■ **TRY IT**
Could you find every line in the entries below that holds the word "consumenten" and copy it?

+---+

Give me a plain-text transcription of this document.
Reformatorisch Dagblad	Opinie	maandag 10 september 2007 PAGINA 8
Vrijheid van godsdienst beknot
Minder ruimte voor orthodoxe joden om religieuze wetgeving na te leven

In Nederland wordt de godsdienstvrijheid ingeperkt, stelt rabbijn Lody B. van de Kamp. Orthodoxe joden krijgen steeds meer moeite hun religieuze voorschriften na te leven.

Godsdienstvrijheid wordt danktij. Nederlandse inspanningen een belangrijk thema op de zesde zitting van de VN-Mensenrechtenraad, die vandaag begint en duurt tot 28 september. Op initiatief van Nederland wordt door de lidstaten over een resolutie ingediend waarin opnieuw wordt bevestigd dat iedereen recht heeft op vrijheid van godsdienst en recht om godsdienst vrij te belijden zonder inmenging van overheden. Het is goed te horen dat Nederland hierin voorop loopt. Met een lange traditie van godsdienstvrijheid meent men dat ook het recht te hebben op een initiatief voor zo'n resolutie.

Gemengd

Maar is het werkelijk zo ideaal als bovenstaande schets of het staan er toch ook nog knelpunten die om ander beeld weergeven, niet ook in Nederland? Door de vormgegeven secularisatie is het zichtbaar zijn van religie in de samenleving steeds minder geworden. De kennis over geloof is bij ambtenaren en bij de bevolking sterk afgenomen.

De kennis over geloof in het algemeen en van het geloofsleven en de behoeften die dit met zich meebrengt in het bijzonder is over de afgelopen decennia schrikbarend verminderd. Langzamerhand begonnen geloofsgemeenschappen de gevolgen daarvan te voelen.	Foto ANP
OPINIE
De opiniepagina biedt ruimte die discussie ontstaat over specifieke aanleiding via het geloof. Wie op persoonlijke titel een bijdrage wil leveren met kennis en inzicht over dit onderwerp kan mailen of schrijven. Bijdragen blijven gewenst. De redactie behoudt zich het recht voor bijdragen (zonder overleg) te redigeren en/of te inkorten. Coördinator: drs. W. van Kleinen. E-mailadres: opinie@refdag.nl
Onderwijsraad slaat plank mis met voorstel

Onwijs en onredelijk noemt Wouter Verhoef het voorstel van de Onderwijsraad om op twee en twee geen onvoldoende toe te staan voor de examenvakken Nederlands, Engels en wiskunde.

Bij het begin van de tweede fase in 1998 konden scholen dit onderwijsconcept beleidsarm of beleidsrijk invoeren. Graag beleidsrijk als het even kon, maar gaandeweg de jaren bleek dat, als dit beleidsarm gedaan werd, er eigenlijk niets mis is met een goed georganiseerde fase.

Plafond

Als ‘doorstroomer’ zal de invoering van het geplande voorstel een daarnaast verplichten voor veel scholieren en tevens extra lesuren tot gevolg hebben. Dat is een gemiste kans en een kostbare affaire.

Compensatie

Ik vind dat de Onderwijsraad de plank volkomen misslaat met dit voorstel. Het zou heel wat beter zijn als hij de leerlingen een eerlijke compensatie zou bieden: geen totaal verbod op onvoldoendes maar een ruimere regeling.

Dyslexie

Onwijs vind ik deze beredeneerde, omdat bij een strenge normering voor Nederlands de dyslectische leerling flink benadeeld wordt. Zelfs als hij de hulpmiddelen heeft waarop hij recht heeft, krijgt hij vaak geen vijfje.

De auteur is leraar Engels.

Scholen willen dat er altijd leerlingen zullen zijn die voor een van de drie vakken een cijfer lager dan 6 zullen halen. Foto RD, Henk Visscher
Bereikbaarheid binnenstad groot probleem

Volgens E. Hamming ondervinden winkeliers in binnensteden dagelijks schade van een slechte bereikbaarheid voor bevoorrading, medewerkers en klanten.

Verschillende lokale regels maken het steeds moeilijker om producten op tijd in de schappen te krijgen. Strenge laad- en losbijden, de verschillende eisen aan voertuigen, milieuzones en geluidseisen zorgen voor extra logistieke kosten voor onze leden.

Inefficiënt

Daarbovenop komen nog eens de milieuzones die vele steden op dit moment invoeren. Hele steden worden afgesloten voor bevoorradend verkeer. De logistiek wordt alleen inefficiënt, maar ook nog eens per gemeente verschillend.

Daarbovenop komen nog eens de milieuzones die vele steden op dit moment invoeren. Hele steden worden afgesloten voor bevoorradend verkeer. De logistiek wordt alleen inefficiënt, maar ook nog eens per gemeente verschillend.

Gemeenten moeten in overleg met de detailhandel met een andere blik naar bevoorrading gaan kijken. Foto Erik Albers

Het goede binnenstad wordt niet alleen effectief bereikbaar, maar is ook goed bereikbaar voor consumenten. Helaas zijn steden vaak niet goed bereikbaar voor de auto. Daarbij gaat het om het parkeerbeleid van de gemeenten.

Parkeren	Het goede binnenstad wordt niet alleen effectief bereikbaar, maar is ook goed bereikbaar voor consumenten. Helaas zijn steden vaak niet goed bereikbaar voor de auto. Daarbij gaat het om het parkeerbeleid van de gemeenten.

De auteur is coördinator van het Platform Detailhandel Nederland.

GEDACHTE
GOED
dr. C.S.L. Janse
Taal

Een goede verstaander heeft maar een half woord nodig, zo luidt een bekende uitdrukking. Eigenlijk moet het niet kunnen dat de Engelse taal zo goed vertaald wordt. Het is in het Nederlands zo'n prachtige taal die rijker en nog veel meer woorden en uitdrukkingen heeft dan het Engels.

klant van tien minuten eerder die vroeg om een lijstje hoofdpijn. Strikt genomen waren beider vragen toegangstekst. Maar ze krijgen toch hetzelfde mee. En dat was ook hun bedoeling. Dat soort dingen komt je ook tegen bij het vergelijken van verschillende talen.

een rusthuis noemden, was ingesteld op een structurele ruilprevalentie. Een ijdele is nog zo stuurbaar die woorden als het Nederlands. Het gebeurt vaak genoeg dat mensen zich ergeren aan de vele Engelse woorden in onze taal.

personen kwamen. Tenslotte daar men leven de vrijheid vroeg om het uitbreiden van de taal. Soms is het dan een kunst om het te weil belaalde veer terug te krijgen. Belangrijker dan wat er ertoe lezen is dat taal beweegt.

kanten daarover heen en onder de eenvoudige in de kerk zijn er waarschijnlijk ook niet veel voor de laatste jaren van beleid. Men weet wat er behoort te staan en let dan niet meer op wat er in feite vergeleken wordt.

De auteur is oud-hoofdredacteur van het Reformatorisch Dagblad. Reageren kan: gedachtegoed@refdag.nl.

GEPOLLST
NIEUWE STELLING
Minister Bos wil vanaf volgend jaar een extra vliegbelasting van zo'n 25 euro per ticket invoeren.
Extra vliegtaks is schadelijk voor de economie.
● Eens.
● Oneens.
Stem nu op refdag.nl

+---+

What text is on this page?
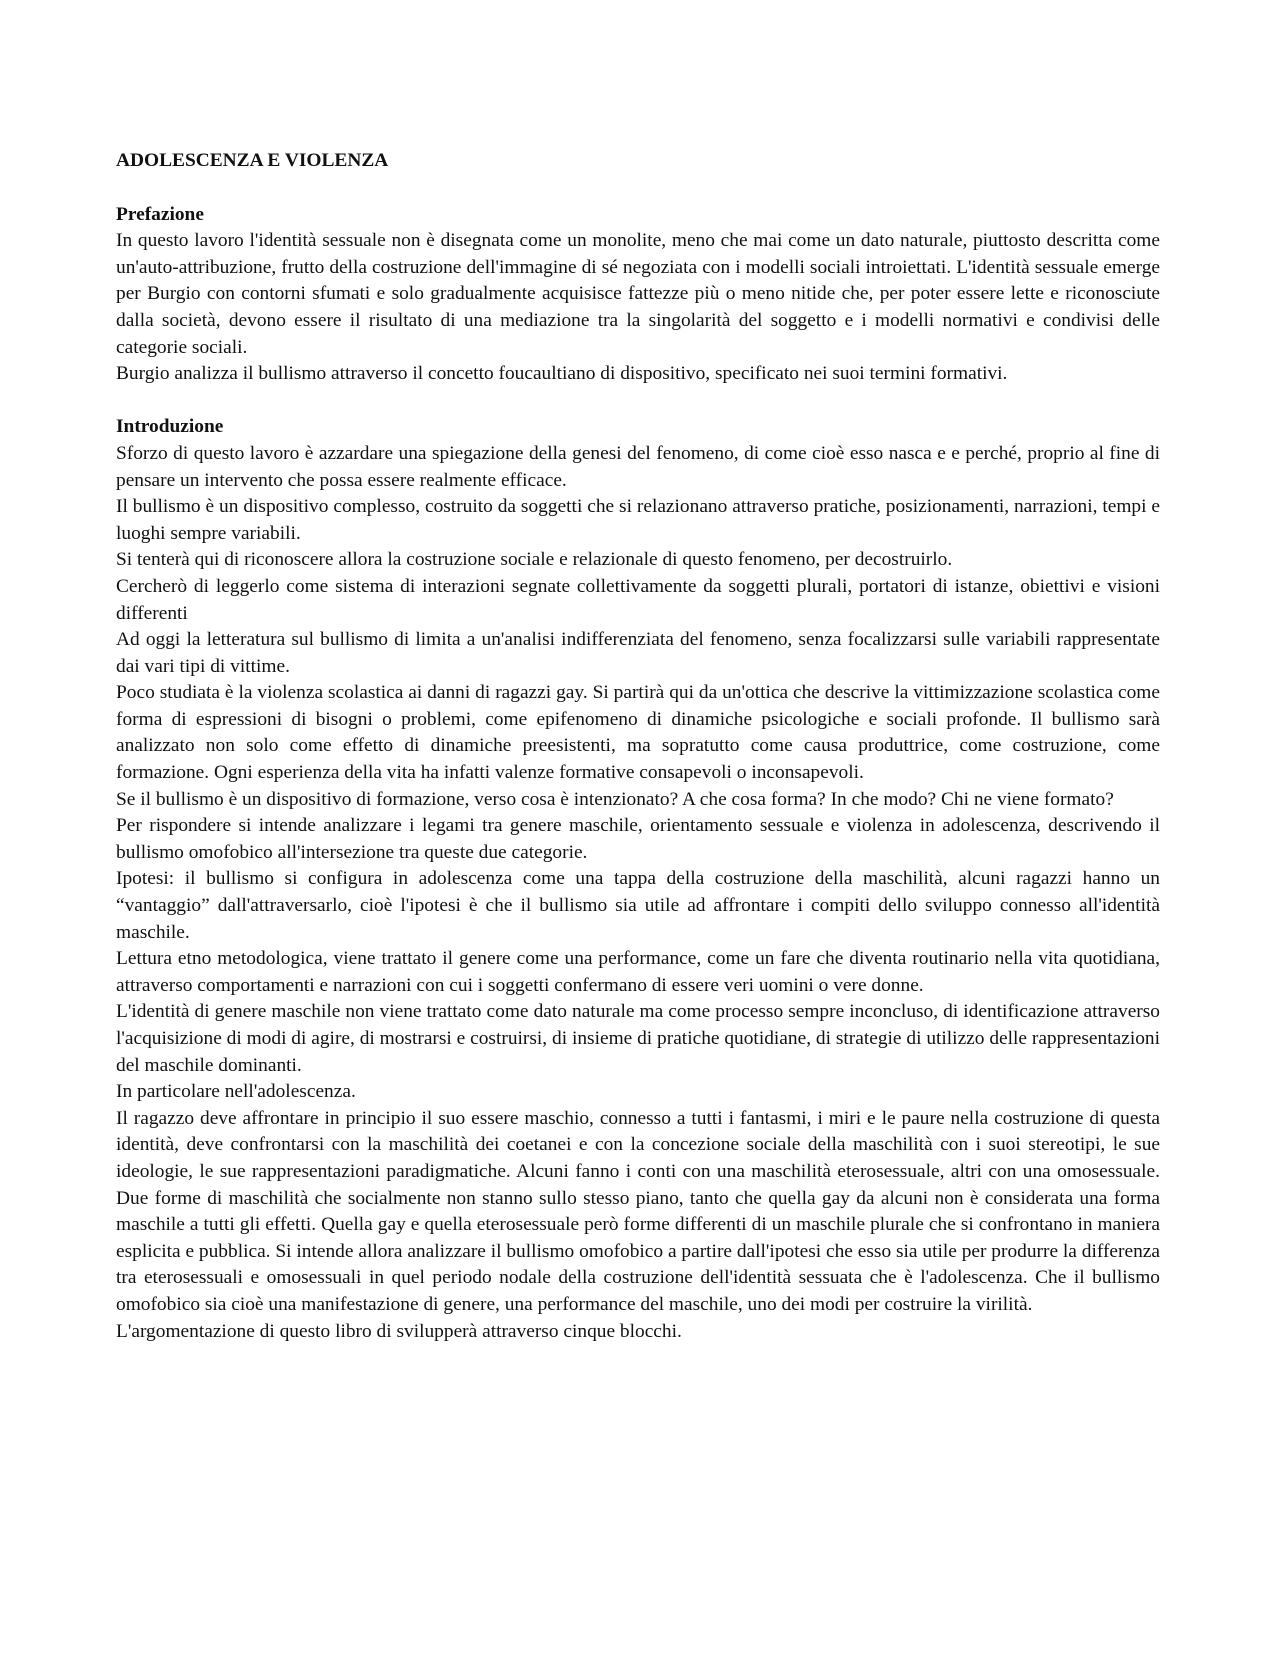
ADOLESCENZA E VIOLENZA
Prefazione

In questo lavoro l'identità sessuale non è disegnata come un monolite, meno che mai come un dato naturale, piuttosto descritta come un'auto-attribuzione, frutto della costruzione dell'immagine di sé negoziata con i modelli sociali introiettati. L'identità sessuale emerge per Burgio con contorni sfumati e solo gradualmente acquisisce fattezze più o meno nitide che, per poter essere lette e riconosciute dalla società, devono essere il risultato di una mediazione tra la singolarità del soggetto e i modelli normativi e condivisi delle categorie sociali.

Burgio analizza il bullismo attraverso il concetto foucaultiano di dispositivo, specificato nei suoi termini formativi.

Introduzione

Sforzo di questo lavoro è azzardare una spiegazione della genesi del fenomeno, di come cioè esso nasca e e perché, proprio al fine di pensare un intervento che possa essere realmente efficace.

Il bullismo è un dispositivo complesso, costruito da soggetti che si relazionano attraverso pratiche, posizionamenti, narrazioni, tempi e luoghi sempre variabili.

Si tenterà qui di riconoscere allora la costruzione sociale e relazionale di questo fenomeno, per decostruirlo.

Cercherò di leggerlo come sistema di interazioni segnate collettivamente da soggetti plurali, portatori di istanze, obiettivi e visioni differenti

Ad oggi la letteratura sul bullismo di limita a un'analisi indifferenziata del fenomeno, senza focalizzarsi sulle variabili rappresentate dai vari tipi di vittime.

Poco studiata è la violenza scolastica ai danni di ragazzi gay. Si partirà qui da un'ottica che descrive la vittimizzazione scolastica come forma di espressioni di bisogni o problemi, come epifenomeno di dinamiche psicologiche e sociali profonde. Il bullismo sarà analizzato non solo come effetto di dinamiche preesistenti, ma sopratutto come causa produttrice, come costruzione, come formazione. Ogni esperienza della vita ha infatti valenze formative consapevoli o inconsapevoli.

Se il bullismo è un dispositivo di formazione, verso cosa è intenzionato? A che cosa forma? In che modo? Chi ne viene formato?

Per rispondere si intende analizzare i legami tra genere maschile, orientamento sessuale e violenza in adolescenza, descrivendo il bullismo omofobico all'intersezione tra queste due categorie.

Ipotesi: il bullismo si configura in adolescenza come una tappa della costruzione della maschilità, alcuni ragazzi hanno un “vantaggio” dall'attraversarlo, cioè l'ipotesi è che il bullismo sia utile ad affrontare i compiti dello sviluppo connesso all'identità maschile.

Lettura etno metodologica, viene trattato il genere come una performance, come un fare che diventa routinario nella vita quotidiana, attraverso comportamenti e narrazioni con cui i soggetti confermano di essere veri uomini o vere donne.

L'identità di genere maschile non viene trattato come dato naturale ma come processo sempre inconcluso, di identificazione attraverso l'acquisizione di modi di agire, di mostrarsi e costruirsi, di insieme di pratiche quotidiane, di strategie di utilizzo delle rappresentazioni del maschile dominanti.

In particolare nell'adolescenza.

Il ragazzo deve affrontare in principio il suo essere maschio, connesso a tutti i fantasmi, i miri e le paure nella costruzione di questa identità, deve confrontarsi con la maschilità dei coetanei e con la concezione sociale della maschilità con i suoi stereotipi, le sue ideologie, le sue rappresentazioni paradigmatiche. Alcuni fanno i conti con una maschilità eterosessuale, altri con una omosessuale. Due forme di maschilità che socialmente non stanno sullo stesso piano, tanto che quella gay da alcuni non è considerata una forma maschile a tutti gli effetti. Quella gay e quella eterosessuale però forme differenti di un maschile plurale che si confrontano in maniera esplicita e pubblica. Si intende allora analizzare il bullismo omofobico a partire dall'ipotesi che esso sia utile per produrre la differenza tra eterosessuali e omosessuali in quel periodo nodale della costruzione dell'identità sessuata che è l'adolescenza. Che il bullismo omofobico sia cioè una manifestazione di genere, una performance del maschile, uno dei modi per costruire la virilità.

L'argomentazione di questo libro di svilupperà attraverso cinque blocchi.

+---+

■ **COMPLETED TASK**
Het goede binnenstad wordt niet alleen effectief bereikbaar, maar is ook goed bereikbaar voor consumenten. Helaas zijn steden vaak niet goed bereikbaar voor de auto. Daarbij gaat het om het parkeerbeleid van de gemeenten.
Parkeren	Het goede binnenstad wordt niet alleen effectief bereikbaar, maar is ook goed bereikbaar voor consumenten. Helaas zijn steden vaak niet goed bereikbaar voor de auto. Daarbij gaat het om het parkeerbeleid van de gemeenten.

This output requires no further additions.